▶ **Your assignment**
Translate this sentence from the Keycloak latency guide into Spanish: "Keycloak’s capacity is negatively affected by increased latency."

▶ **Source passage**
Simulating a High-Latency Network

A guide to benchmarking Keycloak in high-latency network environments.

Why Benchmark with Higher Latency?

It is not always possible to control the network communication between Keycloak pods. This benchmark demonstrates how Keycloak behaves in high-latency networks.

Keycloak’s capacity is negatively affected by increased latency. This section shows how to simulate the network latency of your production environment, allowing you to tune the Keycloak deployment to achieve the desired capacity.

Running the Performance Test

Preparations

  • Extract the keycloak-benchmark-${version}.[zip|tar.gz] file

  • Preparing Keycloak for load testing

  • Make sure you can access the Kubernetes cluster from where you are planning to run the failure tests and run commands such as kubectl get pods -n keycloak-keycloak

Installing Chaos Mesh

We will use Chaos Mesh to introduce network delay. Follow the official Chaos Mesh documentation to install it in your environment.

If you are using OpenShift, this repository contains scripts in the provision/chaos-mesh directory to simplify the installation.

These scripts require Task and Helm to run.

Run task --list to list all available commands.

To run the installation script, navigate to the provision/chaos-mesh directory and execute the following command:

task install

The following options are available:

ROSA_LOGIN

When true, it authenticates into OpenShift using the rosa_oc_login.sh script. This requires an active ROSA installation.

ROSA_CLUSTER_NAME

The name of the ROSA cluster (if ROSA_LOGIN is set to true).

KUBECONFIG

Path to the kube configuration file (defaults to .task/kubecfg).

Extracted records:
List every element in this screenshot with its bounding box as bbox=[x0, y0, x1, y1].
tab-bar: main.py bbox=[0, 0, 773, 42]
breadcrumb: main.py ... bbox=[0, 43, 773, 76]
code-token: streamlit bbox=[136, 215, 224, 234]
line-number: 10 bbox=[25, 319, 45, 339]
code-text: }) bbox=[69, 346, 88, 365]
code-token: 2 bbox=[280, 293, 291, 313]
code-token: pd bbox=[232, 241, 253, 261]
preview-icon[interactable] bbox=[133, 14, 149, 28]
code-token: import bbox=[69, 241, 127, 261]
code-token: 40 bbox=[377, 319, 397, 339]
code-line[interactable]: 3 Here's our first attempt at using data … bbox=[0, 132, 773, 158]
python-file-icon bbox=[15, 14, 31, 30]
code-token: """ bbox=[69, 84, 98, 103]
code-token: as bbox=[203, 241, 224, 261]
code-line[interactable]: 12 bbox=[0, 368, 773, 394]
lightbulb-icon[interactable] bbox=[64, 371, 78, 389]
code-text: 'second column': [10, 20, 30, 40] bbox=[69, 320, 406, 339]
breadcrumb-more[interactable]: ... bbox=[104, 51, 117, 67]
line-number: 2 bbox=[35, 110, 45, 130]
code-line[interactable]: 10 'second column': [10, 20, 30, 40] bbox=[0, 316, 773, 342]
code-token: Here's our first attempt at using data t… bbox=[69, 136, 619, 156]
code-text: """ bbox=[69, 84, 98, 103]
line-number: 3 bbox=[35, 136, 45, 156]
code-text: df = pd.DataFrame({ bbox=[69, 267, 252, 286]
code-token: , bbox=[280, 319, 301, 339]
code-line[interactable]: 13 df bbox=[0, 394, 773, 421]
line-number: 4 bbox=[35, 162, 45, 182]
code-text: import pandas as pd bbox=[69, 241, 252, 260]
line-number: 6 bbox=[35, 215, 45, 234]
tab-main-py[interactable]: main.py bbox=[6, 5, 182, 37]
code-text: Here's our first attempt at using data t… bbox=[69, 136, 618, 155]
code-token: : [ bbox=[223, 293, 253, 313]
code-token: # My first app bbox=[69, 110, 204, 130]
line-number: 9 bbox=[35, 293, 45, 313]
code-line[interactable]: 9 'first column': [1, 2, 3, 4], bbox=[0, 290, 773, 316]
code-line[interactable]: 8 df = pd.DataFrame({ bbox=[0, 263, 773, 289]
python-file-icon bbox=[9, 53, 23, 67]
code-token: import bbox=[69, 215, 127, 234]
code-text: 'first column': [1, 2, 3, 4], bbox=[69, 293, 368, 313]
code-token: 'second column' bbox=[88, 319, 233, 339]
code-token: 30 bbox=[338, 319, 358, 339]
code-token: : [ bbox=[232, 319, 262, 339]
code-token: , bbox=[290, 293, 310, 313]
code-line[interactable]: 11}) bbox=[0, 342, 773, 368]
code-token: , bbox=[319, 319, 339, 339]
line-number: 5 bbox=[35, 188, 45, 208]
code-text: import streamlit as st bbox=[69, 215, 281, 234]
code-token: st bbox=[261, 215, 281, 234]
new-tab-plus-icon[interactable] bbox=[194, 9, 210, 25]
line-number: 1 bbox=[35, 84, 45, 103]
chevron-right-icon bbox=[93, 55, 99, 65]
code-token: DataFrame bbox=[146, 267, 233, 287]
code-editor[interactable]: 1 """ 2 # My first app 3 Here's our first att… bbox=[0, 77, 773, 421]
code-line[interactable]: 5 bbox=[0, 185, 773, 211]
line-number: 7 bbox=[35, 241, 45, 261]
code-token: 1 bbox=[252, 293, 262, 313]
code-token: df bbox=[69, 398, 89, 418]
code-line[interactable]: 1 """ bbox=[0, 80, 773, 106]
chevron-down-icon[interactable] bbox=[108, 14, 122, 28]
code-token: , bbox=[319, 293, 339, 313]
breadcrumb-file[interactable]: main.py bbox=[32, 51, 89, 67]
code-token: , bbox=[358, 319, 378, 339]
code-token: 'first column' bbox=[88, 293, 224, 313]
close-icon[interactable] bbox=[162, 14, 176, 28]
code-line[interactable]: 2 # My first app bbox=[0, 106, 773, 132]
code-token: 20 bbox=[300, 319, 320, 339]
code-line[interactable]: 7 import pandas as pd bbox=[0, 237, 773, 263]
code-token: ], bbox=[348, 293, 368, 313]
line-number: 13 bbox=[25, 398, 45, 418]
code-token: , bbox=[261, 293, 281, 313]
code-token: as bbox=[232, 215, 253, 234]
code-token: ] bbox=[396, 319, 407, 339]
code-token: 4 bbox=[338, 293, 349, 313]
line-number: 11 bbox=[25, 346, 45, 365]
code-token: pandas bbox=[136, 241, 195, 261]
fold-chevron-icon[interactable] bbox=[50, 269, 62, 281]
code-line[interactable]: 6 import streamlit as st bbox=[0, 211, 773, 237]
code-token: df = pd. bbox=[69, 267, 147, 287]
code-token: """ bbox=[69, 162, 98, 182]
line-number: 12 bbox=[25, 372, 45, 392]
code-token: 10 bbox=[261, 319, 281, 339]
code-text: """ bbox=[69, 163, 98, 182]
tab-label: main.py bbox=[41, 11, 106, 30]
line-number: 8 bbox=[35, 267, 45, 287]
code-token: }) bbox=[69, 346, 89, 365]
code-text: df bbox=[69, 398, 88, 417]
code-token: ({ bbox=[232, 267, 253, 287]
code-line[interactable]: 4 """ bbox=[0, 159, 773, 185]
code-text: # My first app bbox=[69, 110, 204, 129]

▶ **Exercise solution**
La capacidad de Keycloak se ve afectada negativamente por el aumento de la latencia.